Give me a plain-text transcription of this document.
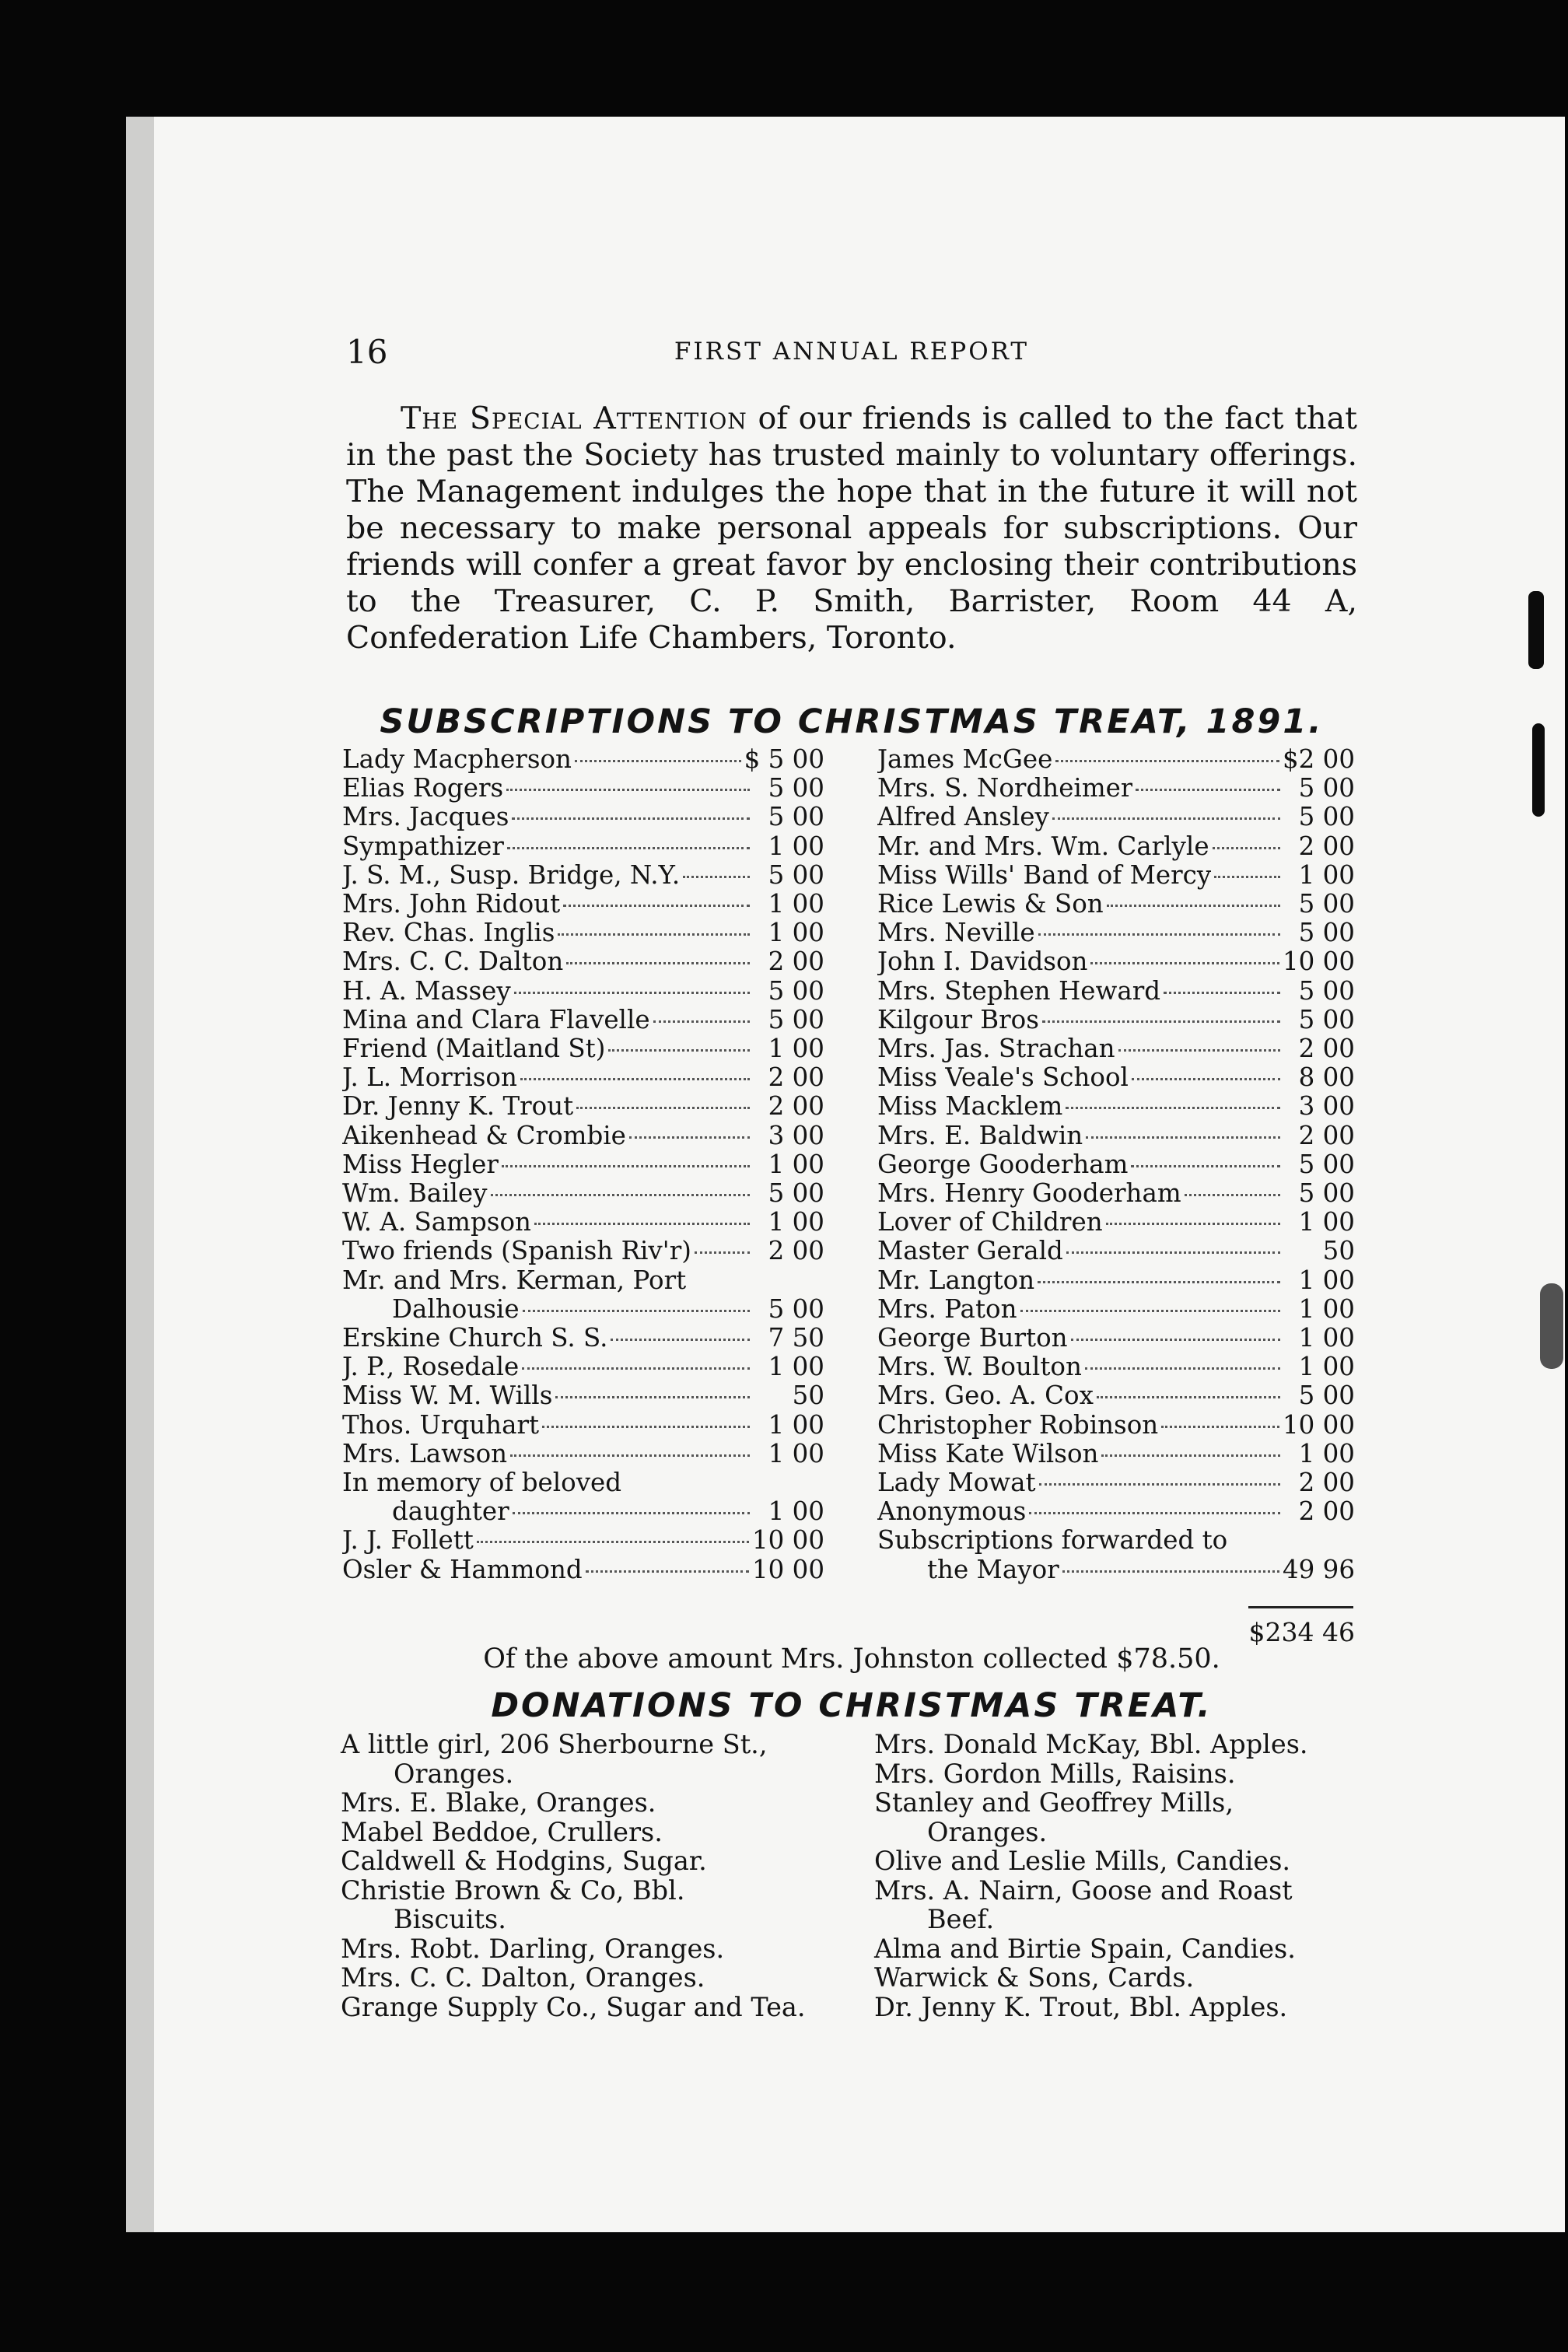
16	FIRST ANNUAL REPORT

The Special Attention of our friends is called to the fact that in the past the Society has trusted mainly to voluntary offerings. The Management indulges the hope that in the future it will not be necessary to make personal appeals for subscriptions. Our friends will confer a great favor by enclosing their contributions to the Treasurer, C. P. Smith, Barrister, Room 44 A, Confederation Life Chambers, Toronto.

SUBSCRIPTIONS TO CHRISTMAS TREAT, 1891.
Lady Macpherson	$ 5 00
Elias Rogers	5 00
Mrs. Jacques	5 00
Sympathizer	1 00
J. S. M., Susp. Bridge, N.Y.	5 00
Mrs. John Ridout	1 00
Rev. Chas. Inglis	1 00
Mrs. C. C. Dalton	2 00
H. A. Massey	5 00
Mina and Clara Flavelle	5 00
Friend (Maitland St)	1 00
J. L. Morrison	2 00
Dr. Jenny K. Trout	2 00
Aikenhead & Crombie	3 00
Miss Hegler	1 00
Wm. Bailey	5 00
W. A. Sampson	1 00
Two friends (Spanish Riv'r)	2 00
Mr. and Mrs. Kerman, Port
Dalhousie	5 00
Erskine Church S. S.	7 50
J. P., Rosedale	1 00
Miss W. M. Wills	50
Thos. Urquhart	1 00
Mrs. Lawson	1 00
In memory of beloved
daughter	1 00
J. J. Follett	10 00
Osler & Hammond	10 00
James McGee	$2 00
Mrs. S. Nordheimer	5 00
Alfred Ansley	5 00
Mr. and Mrs. Wm. Carlyle	2 00
Miss Wills' Band of Mercy	1 00
Rice Lewis & Son	5 00
Mrs. Neville	5 00
John I. Davidson	10 00
Mrs. Stephen Heward	5 00
Kilgour Bros	5 00
Mrs. Jas. Strachan	2 00
Miss Veale's School	8 00
Miss Macklem	3 00
Mrs. E. Baldwin	2 00
George Gooderham	5 00
Mrs. Henry Gooderham	5 00
Lover of Children	1 00
Master Gerald	50
Mr. Langton	1 00
Mrs. Paton	1 00
George Burton	1 00
Mrs. W. Boulton	1 00
Mrs. Geo. A. Cox	5 00
Christopher Robinson	10 00
Miss Kate Wilson	1 00
Lady Mowat	2 00
Anonymous	2 00
Subscriptions forwarded to
the Mayor	49 96
$234 46

Of the above amount Mrs. Johnston collected $78.50.

DONATIONS TO CHRISTMAS TREAT.
A little girl, 206 Sherbourne St.,
Oranges.
Mrs. E. Blake, Oranges.
Mabel Beddoe, Crullers.
Caldwell & Hodgins, Sugar.
Christie Brown & Co, Bbl.
Biscuits.
Mrs. Robt. Darling, Oranges.
Mrs. C. C. Dalton, Oranges.
Grange Supply Co., Sugar and Tea.
Mrs. Donald McKay, Bbl. Apples.
Mrs. Gordon Mills, Raisins.
Stanley and Geoffrey Mills,
Oranges.
Olive and Leslie Mills, Candies.
Mrs. A. Nairn, Goose and Roast
Beef.
Alma and Birtie Spain, Candies.
Warwick & Sons, Cards.
Dr. Jenny K. Trout, Bbl. Apples.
************
In the material above, how many lines hold the word "Oranges"? Say only the number.

5